- _RECORDS FOR PROCESSING_:
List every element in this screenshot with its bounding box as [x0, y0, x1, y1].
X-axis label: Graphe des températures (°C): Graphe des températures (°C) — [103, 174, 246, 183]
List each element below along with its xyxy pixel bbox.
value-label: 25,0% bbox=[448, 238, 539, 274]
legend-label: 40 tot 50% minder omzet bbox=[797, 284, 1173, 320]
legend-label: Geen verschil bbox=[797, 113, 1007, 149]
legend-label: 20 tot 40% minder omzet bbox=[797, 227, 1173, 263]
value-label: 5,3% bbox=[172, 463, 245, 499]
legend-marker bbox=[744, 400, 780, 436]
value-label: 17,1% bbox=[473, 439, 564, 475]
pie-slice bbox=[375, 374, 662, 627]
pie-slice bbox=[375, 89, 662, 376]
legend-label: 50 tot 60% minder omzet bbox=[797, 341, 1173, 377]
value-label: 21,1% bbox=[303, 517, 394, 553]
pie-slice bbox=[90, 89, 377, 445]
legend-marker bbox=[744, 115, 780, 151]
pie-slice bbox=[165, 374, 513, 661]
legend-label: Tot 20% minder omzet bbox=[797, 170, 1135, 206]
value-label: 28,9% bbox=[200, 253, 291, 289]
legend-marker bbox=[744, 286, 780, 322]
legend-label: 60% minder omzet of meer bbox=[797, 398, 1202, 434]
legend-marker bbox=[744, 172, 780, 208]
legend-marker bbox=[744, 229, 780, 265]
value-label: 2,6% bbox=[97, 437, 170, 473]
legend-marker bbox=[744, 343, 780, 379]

- _WORK TO DO_: Reproduce every line of the records above character for character, without changes.

- _THE REPLY_:
List every element in this screenshot with its bounding box as [x0, y0, x1, y1].
X-axis label: Graphe des températures (°C): Graphe des températures (°C) — [103, 174, 246, 183]
List each element below along with its xyxy pixel bbox.
value-label: 25,0% bbox=[448, 238, 539, 274]
legend-label: 40 tot 50% minder omzet bbox=[797, 284, 1173, 320]
legend-label: Geen verschil bbox=[797, 113, 1007, 149]
legend-label: 20 tot 40% minder omzet bbox=[797, 227, 1173, 263]
value-label: 5,3% bbox=[172, 463, 245, 499]
legend-marker bbox=[744, 400, 780, 436]
value-label: 17,1% bbox=[473, 439, 564, 475]
pie-slice bbox=[375, 374, 662, 627]
pie-slice bbox=[375, 89, 662, 376]
legend-label: 50 tot 60% minder omzet bbox=[797, 341, 1173, 377]
value-label: 21,1% bbox=[303, 517, 394, 553]
pie-slice bbox=[90, 89, 377, 445]
legend-marker bbox=[744, 115, 780, 151]
pie-slice bbox=[165, 374, 513, 661]
legend-label: Tot 20% minder omzet bbox=[797, 170, 1135, 206]
value-label: 28,9% bbox=[200, 253, 291, 289]
legend-marker bbox=[744, 286, 780, 322]
legend-label: 60% minder omzet of meer bbox=[797, 398, 1202, 434]
legend-marker bbox=[744, 172, 780, 208]
legend-marker bbox=[744, 229, 780, 265]
value-label: 2,6% bbox=[97, 437, 170, 473]
legend-marker bbox=[744, 343, 780, 379]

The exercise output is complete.